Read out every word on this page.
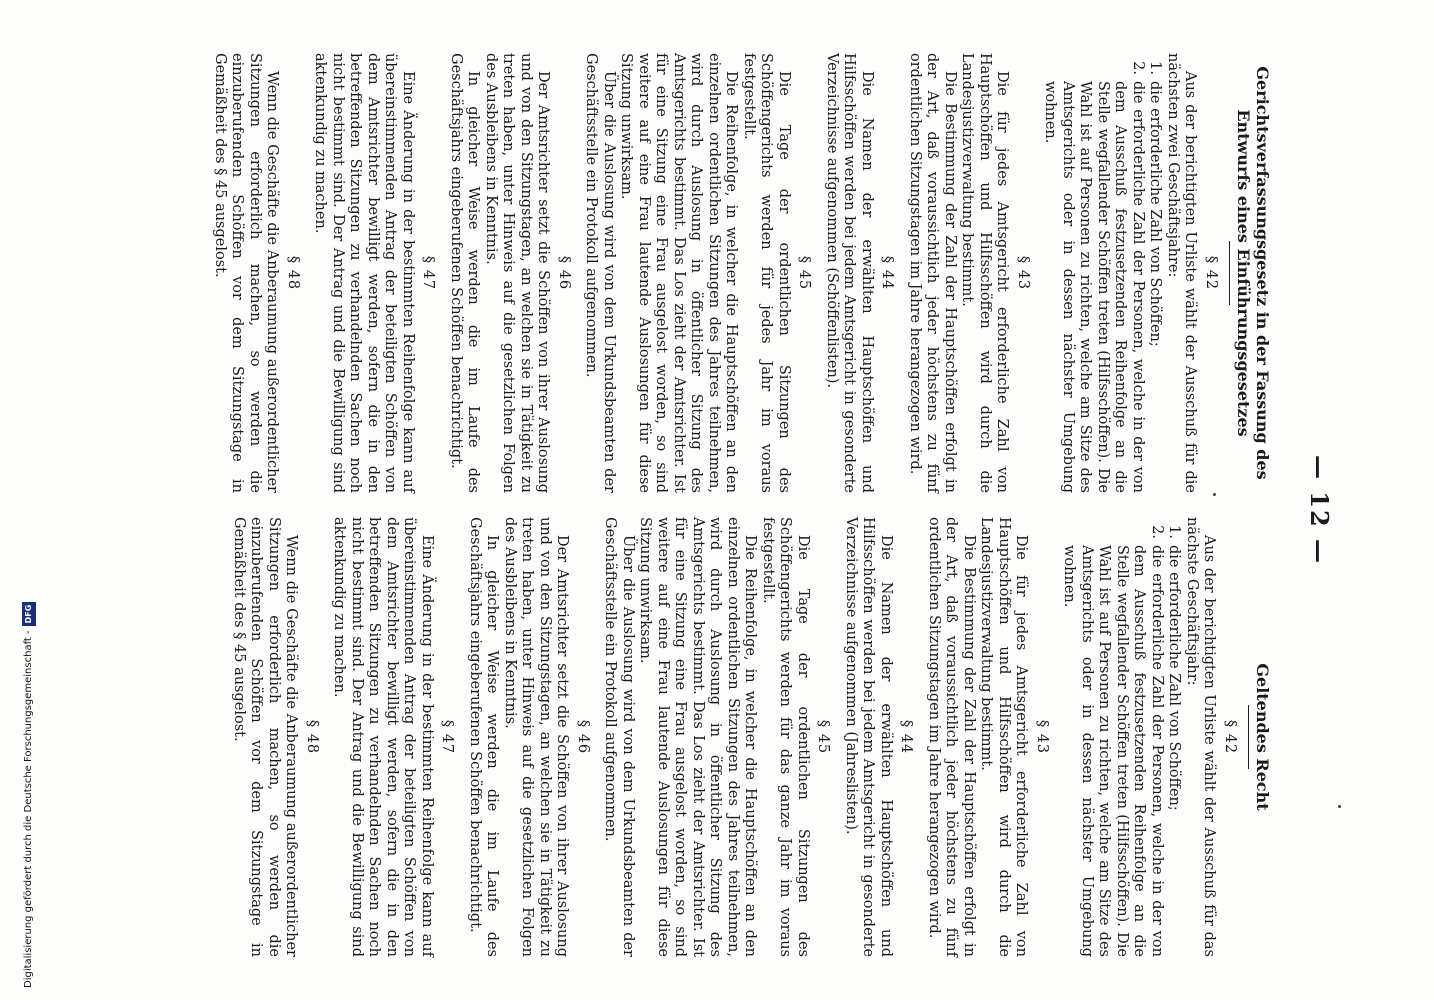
— 12 —
Gerichtsverfassungsgesetz in der Fassung des Entwurfs eines Einführungsgesetzes
§ 42

Aus der berichtigten Urliste wählt der Ausschuß für die nächsten zwei Geschäftsjahre:

1.
die erforderliche Zahl von Schöffen;
2.
die erforderliche Zahl der Personen, welche in der von dem Ausschuß festzusetzenden Reihenfolge an die Stelle wegfallender Schöffen treten (Hilfsschöffen). Die Wahl ist auf Personen zu richten, welche am Sitze des Amtsgerichts oder in dessen nächster Umgebung wohnen.
§ 43

Die für jedes Amtsgericht erforderliche Zahl von Hauptschöffen und Hilfsschöffen wird durch die Landesjustizverwaltung bestimmt.

Die Bestimmung der Zahl der Hauptschöffen erfolgt in der Art, daß voraussichtlich jeder höchstens zu fünf ordentlichen Sitzungstagen im Jahre herangezogen wird.

§ 44

Die Namen der erwählten Hauptschöffen und Hilfsschöffen werden bei jedem Amtsgericht in gesonderte Verzeichnisse aufgenommen (Schöffenlisten).

§ 45

Die Tage der ordentlichen Sitzungen des Schöffengerichts werden für jedes Jahr im voraus festgestellt.

Die Reihenfolge, in welcher die Hauptschöffen an den einzelnen ordentlichen Sitzungen des Jahres teilnehmen, wird durch Auslosung in öffentlicher Sitzung des Amtsgerichts bestimmt. Das Los zieht der Amtsrichter. Ist für eine Sitzung eine Frau ausgelost worden, so sind weitere auf eine Frau lautende Auslosungen für diese Sitzung unwirksam.

Über die Auslosung wird von dem Urkundsbeamten der Geschäftsstelle ein Protokoll aufgenommen.

§ 46

Der Amtsrichter setzt die Schöffen von ihrer Auslosung und von den Sitzungstagen, an welchen sie in Tätigkeit zu treten haben, unter Hinweis auf die gesetzlichen Folgen des Ausbleibens in Kenntnis.

In gleicher Weise werden die im Laufe des Geschäftsjahrs eingeberufenen Schöffen benachrichtigt.

§ 47

Eine Änderung in der bestimmten Reihenfolge kann auf übereinstimmenden Antrag der beteiligten Schöffen von dem Amtsrichter bewilligt werden, sofern die in den betreffenden Sitzungen zu verhandelnden Sachen noch nicht bestimmt sind. Der Antrag und die Bewilligung sind aktenkundig zu machen.

§ 48

Wenn die Geschäfte die Anberaumung außerordentlicher Sitzungen erforderlich machen, so werden die einzuberufenden Schöffen vor dem Sitzungstage in Gemäßheit des § 45 ausgelost.

Geltendes Recht
§ 42

Aus der berichtigten Urliste wählt der Ausschuß für das nächste Geschäftsjahr:

1.
die erforderliche Zahl von Schöffen;
2.
die erforderliche Zahl der Personen, welche in der von dem Ausschuß festzusetzenden Reihenfolge an die Stelle wegfallender Schöffen treten (Hilfsschöffen). Die Wahl ist auf Personen zu richten, welche am Sitze des Amtsgerichts oder in dessen nächster Umgebung wohnen.
§ 43

Die für jedes Amtsgericht erforderliche Zahl von Hauptschöffen und Hilfsschöffen wird durch die Landesjustizverwaltung bestimmt.

Die Bestimmung der Zahl der Hauptschöffen erfolgt in der Art, daß voraussichtlich jeder höchstens zu fünf ordentlichen Sitzungstagen im Jahre herangezogen wird.

§ 44

Die Namen der erwählten Hauptschöffen und Hilfsschöffen werden bei jedem Amtsgericht in gesonderte Verzeichnisse aufgenommen (Jahreslisten).

§ 45

Die Tage der ordentlichen Sitzungen des Schöffengerichts werden für das ganze Jahr im voraus festgestellt.

Die Reihenfolge, in welcher die Hauptschöffen an den einzelnen ordentlichen Sitzungen des Jahres teilnehmen, wird durch Auslosung in öffentlicher Sitzung des Amtsgerichts bestimmt. Das Los zieht der Amtsrichter. Ist für eine Sitzung eine Frau ausgelost worden, so sind weitere auf eine Frau lautende Auslosungen für diese Sitzung unwirksam.

Über die Auslosung wird von dem Urkundsbeamten der Geschäftsstelle ein Protokoll aufgenommen.

§ 46

Der Amtsrichter setzt die Schöffen von ihrer Auslosung und von den Sitzungstagen, an welchen sie in Tätigkeit zu treten haben, unter Hinweis auf die gesetzlichen Folgen des Ausbleibens in Kenntnis.

In gleicher Weise werden die im Laufe des Geschäftsjahrs eingeberufenen Schöffen benachrichtigt.

§ 47

Eine Änderung in der bestimmten Reihenfolge kann auf übereinstimmenden Antrag der beteiligten Schöffen von dem Amtsrichter bewilligt werden, sofern die in den betreffenden Sitzungen zu verhandelnden Sachen noch nicht bestimmt sind. Der Antrag und die Bewilligung sind aktenkundig zu machen.

§ 48

Wenn die Geschäfte die Anberaumung außerordentlicher Sitzungen erforderlich machen, so werden die einzuberufenden Schöffen vor dem Sitzungstage in Gemäßheit des § 45 ausgelost.

Digitalisierung gefördert durch die Deutsche Forschungsgemeinschaft -
DFG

ABOUT THIS EXERCISE —
Your answer must be an exact copy of the records above, with no pictures included.

SOLUTION —
Read out every word on this page.
— 12 —
Gerichtsverfassungsgesetz in der Fassung des Entwurfs eines Einführungsgesetzes
§ 42

Aus der berichtigten Urliste wählt der Ausschuß für die nächsten zwei Geschäftsjahre:

1.
die erforderliche Zahl von Schöffen;
2.
die erforderliche Zahl der Personen, welche in der von dem Ausschuß festzusetzenden Reihenfolge an die Stelle wegfallender Schöffen treten (Hilfsschöffen). Die Wahl ist auf Personen zu richten, welche am Sitze des Amtsgerichts oder in dessen nächster Umgebung wohnen.
§ 43

Die für jedes Amtsgericht erforderliche Zahl von Hauptschöffen und Hilfsschöffen wird durch die Landesjustizverwaltung bestimmt.

Die Bestimmung der Zahl der Hauptschöffen erfolgt in der Art, daß voraussichtlich jeder höchstens zu fünf ordentlichen Sitzungstagen im Jahre herangezogen wird.

§ 44

Die Namen der erwählten Hauptschöffen und Hilfsschöffen werden bei jedem Amtsgericht in gesonderte Verzeichnisse aufgenommen (Schöffenlisten).

§ 45

Die Tage der ordentlichen Sitzungen des Schöffengerichts werden für jedes Jahr im voraus festgestellt.

Die Reihenfolge, in welcher die Hauptschöffen an den einzelnen ordentlichen Sitzungen des Jahres teilnehmen, wird durch Auslosung in öffentlicher Sitzung des Amtsgerichts bestimmt. Das Los zieht der Amtsrichter. Ist für eine Sitzung eine Frau ausgelost worden, so sind weitere auf eine Frau lautende Auslosungen für diese Sitzung unwirksam.

Über die Auslosung wird von dem Urkundsbeamten der Geschäftsstelle ein Protokoll aufgenommen.

§ 46

Der Amtsrichter setzt die Schöffen von ihrer Auslosung und von den Sitzungstagen, an welchen sie in Tätigkeit zu treten haben, unter Hinweis auf die gesetzlichen Folgen des Ausbleibens in Kenntnis.

In gleicher Weise werden die im Laufe des Geschäftsjahrs eingeberufenen Schöffen benachrichtigt.

§ 47

Eine Änderung in der bestimmten Reihenfolge kann auf übereinstimmenden Antrag der beteiligten Schöffen von dem Amtsrichter bewilligt werden, sofern die in den betreffenden Sitzungen zu verhandelnden Sachen noch nicht bestimmt sind. Der Antrag und die Bewilligung sind aktenkundig zu machen.

§ 48

Wenn die Geschäfte die Anberaumung außerordentlicher Sitzungen erforderlich machen, so werden die einzuberufenden Schöffen vor dem Sitzungstage in Gemäßheit des § 45 ausgelost.

Geltendes Recht
§ 42

Aus der berichtigten Urliste wählt der Ausschuß für das nächste Geschäftsjahr:

1.
die erforderliche Zahl von Schöffen;
2.
die erforderliche Zahl der Personen, welche in der von dem Ausschuß festzusetzenden Reihenfolge an die Stelle wegfallender Schöffen treten (Hilfsschöffen). Die Wahl ist auf Personen zu richten, welche am Sitze des Amtsgerichts oder in dessen nächster Umgebung wohnen.
§ 43

Die für jedes Amtsgericht erforderliche Zahl von Hauptschöffen und Hilfsschöffen wird durch die Landesjustizverwaltung bestimmt.

Die Bestimmung der Zahl der Hauptschöffen erfolgt in der Art, daß voraussichtlich jeder höchstens zu fünf ordentlichen Sitzungstagen im Jahre herangezogen wird.

§ 44

Die Namen der erwählten Hauptschöffen und Hilfsschöffen werden bei jedem Amtsgericht in gesonderte Verzeichnisse aufgenommen (Jahreslisten).

§ 45

Die Tage der ordentlichen Sitzungen des Schöffengerichts werden für das ganze Jahr im voraus festgestellt.

Die Reihenfolge, in welcher die Hauptschöffen an den einzelnen ordentlichen Sitzungen des Jahres teilnehmen, wird durch Auslosung in öffentlicher Sitzung des Amtsgerichts bestimmt. Das Los zieht der Amtsrichter. Ist für eine Sitzung eine Frau ausgelost worden, so sind weitere auf eine Frau lautende Auslosungen für diese Sitzung unwirksam.

Über die Auslosung wird von dem Urkundsbeamten der Geschäftsstelle ein Protokoll aufgenommen.

§ 46

Der Amtsrichter setzt die Schöffen von ihrer Auslosung und von den Sitzungstagen, an welchen sie in Tätigkeit zu treten haben, unter Hinweis auf die gesetzlichen Folgen des Ausbleibens in Kenntnis.

In gleicher Weise werden die im Laufe des Geschäftsjahrs eingeberufenen Schöffen benachrichtigt.

§ 47

Eine Änderung in der bestimmten Reihenfolge kann auf übereinstimmenden Antrag der beteiligten Schöffen von dem Amtsrichter bewilligt werden, sofern die in den betreffenden Sitzungen zu verhandelnden Sachen noch nicht bestimmt sind. Der Antrag und die Bewilligung sind aktenkundig zu machen.

§ 48

Wenn die Geschäfte die Anberaumung außerordentlicher Sitzungen erforderlich machen, so werden die einzuberufenden Schöffen vor dem Sitzungstage in Gemäßheit des § 45 ausgelost.

Digitalisierung gefördert durch die Deutsche Forschungsgemeinschaft -
DFG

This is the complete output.